WHAT THE TASK REQUIRES:
Copy out all lines carrying the word "this".
** start GIVEN RECORDS **
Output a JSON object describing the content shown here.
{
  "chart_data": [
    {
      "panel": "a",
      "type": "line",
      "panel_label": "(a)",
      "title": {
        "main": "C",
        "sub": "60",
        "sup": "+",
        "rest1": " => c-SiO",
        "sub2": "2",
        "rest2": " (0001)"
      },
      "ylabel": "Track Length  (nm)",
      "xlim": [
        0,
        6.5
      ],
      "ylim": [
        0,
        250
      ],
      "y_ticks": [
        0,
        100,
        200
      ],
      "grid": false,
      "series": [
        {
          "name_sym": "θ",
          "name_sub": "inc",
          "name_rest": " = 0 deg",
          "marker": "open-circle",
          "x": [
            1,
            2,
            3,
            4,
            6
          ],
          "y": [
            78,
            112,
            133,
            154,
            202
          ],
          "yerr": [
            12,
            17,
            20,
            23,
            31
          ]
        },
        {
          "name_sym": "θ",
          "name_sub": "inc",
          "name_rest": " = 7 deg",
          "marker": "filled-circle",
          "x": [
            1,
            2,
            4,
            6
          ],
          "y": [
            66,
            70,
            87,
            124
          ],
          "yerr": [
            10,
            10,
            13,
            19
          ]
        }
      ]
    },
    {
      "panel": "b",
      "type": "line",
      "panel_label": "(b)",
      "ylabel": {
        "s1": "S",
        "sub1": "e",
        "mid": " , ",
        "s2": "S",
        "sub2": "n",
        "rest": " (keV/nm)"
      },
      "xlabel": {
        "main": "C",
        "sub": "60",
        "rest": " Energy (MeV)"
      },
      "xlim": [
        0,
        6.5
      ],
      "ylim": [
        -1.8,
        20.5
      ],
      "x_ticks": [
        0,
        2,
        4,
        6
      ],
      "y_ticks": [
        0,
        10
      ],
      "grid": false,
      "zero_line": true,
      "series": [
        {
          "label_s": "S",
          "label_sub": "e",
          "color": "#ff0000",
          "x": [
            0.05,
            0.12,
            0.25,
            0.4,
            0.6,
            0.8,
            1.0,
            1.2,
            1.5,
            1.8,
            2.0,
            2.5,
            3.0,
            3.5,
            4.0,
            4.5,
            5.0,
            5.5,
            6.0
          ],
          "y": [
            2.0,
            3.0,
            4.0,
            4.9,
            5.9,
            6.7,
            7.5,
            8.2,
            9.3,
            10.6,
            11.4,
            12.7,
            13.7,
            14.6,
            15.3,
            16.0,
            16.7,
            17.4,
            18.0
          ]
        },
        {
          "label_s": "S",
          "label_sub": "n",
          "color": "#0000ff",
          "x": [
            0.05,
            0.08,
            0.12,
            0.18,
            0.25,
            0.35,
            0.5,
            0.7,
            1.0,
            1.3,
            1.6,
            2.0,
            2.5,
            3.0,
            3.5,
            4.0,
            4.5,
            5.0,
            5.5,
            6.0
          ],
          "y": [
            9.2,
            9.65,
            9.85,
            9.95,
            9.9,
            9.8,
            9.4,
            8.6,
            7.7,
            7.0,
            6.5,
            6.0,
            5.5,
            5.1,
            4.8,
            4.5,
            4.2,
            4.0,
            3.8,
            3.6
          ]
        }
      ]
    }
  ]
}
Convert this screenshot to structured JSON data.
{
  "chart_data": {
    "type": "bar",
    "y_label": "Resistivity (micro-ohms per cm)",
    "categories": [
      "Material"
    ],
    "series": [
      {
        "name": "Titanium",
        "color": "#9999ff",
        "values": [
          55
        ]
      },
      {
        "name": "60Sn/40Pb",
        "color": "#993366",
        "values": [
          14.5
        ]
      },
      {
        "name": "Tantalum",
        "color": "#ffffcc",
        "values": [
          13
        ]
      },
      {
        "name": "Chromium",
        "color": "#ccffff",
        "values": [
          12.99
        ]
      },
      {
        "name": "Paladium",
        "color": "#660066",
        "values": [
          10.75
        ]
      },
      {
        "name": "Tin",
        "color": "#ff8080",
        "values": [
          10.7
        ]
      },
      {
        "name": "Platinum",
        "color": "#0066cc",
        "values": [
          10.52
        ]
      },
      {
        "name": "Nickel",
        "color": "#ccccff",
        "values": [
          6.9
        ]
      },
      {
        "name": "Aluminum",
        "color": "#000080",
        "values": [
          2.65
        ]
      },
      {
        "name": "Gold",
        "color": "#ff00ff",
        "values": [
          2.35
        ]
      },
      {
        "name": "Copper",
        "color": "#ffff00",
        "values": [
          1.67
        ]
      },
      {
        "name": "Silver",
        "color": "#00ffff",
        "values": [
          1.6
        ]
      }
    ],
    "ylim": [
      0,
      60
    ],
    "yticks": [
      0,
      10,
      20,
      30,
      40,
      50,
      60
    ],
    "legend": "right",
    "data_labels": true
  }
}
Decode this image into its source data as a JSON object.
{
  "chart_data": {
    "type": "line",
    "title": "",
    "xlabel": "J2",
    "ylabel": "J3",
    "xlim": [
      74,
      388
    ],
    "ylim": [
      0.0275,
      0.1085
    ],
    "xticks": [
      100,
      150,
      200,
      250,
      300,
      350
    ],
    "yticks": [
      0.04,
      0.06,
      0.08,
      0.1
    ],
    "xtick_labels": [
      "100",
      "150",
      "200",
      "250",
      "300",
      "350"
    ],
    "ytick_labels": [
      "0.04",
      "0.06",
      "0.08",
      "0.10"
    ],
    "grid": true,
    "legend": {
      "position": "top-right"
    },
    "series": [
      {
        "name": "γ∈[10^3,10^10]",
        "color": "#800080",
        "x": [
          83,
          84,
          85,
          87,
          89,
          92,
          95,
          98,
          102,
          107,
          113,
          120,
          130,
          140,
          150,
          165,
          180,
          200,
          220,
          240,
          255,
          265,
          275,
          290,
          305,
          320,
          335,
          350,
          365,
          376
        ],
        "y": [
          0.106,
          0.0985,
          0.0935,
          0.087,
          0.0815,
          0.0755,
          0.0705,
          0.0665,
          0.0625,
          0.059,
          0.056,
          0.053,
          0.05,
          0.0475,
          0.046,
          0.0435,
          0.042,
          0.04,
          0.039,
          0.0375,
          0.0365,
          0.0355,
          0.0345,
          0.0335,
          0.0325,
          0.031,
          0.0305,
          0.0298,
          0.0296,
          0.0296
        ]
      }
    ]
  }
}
** end GIVEN RECORDS **
FULL SOLUTION:
Convert this screenshot to structured JSON data.
Decode this image into its source data as a JSON object.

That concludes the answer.